:: Direction ::
Search the material below for the string "JSON" and extract each line that has it.
>> Start
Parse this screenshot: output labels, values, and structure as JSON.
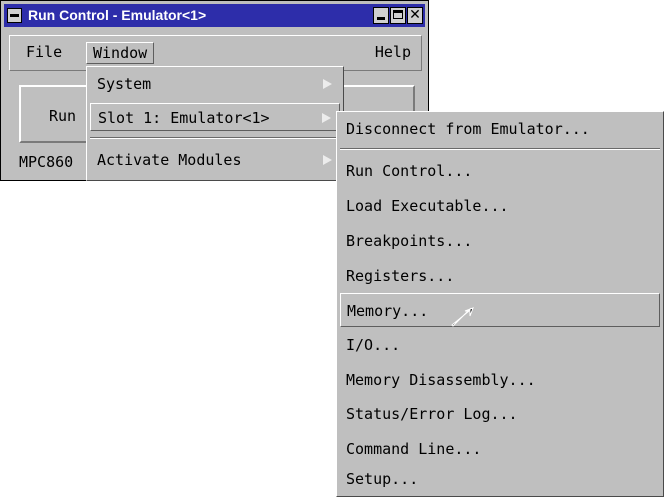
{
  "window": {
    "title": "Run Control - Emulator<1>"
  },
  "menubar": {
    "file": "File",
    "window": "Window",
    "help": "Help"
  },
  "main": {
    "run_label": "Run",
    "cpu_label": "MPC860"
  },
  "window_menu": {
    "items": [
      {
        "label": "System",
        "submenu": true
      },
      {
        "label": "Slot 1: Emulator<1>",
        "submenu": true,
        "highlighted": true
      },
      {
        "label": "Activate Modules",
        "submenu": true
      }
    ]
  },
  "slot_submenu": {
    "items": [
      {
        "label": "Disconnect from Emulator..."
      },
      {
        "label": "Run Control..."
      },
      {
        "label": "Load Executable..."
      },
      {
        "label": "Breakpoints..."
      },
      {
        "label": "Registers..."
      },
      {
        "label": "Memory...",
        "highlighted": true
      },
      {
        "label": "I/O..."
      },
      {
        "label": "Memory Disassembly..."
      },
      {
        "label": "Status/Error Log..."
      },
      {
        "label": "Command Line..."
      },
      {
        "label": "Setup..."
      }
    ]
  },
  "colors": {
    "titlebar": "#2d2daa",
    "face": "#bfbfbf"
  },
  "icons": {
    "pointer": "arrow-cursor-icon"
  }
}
>> End
>> Start
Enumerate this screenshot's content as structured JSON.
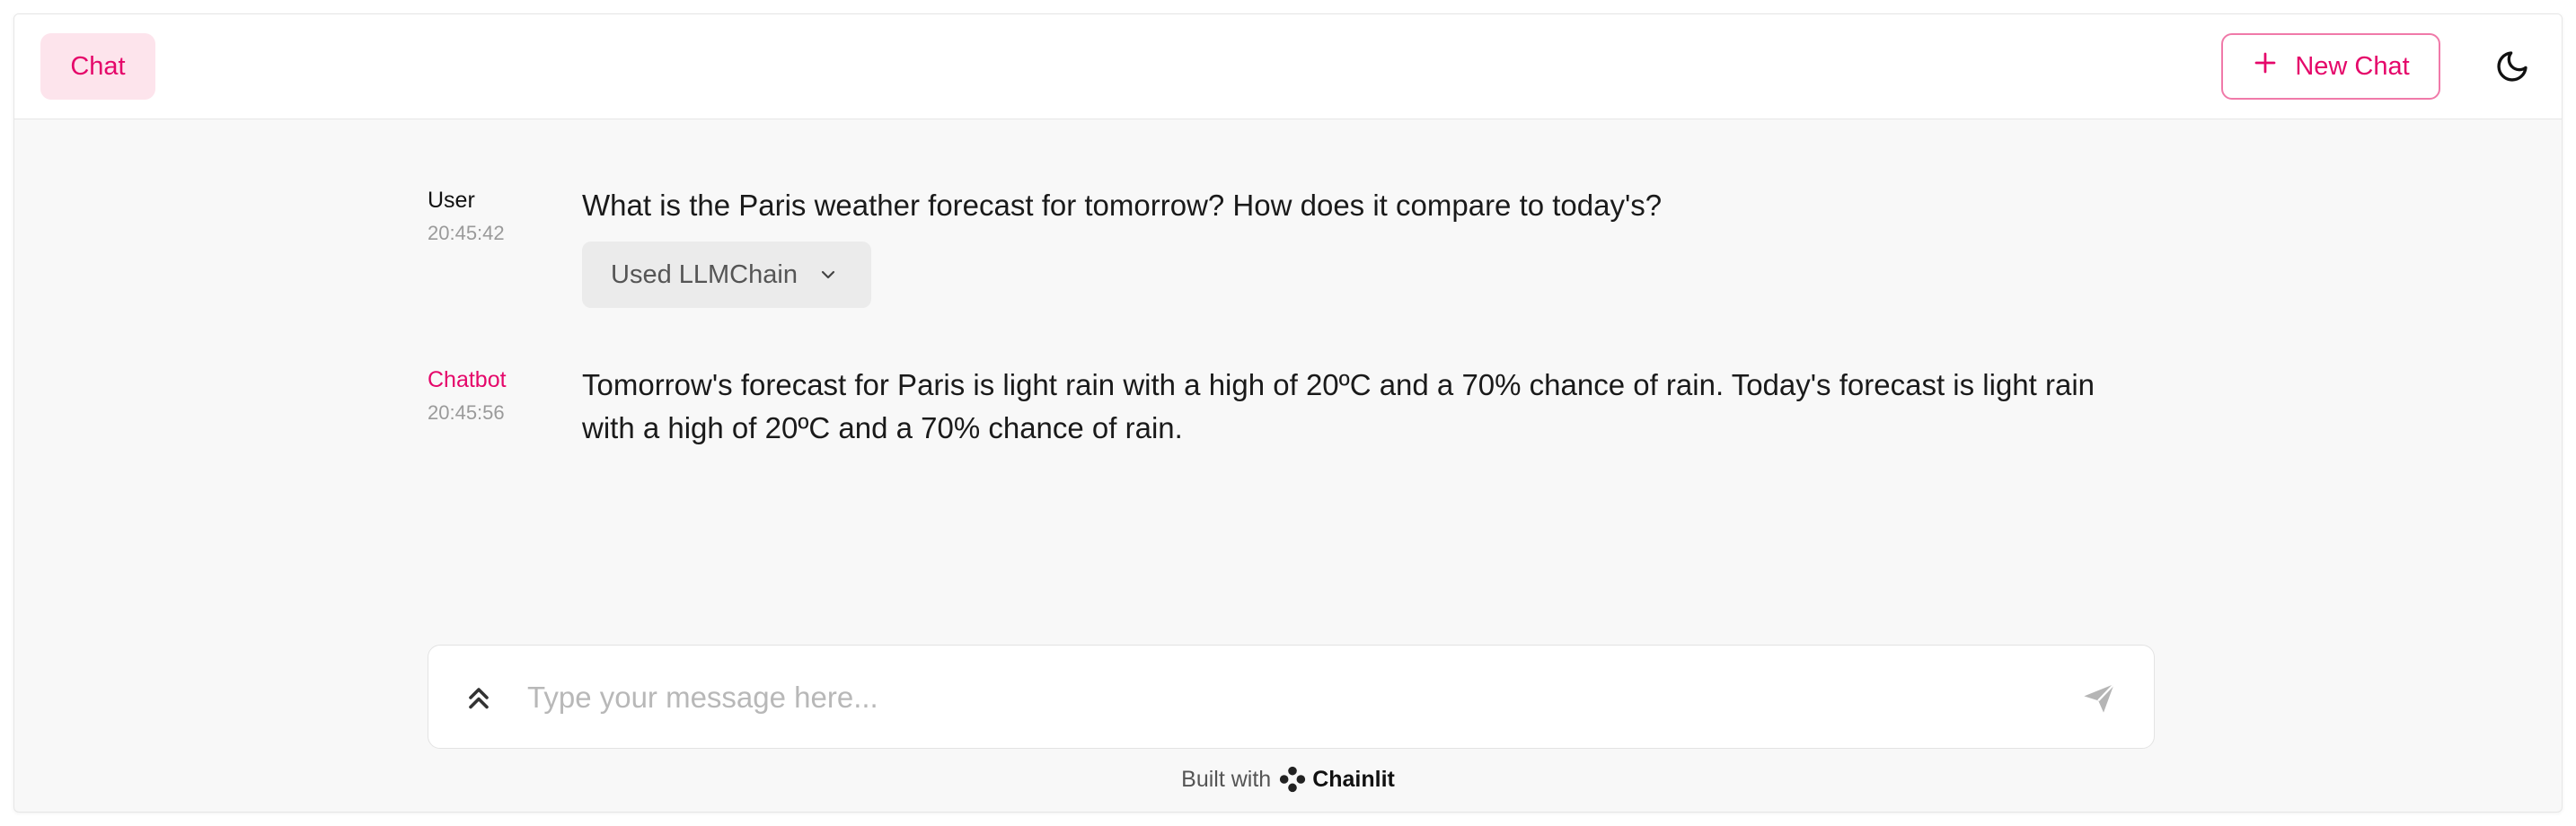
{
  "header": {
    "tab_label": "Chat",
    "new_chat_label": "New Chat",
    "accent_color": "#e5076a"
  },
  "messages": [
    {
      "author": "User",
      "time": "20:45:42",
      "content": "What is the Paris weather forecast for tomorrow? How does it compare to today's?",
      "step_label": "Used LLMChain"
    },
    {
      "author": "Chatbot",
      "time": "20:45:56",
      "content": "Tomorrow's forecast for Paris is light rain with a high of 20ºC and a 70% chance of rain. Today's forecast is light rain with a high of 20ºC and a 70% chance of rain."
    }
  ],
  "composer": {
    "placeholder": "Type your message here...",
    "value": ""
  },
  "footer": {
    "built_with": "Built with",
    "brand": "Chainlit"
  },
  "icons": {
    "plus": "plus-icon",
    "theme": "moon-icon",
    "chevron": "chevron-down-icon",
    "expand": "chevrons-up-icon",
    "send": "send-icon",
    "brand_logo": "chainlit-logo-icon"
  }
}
>> End
:: Written response ::
Parse this screenshot: output labels, values, and structure as JSON.
Enumerate this screenshot's content as structured JSON.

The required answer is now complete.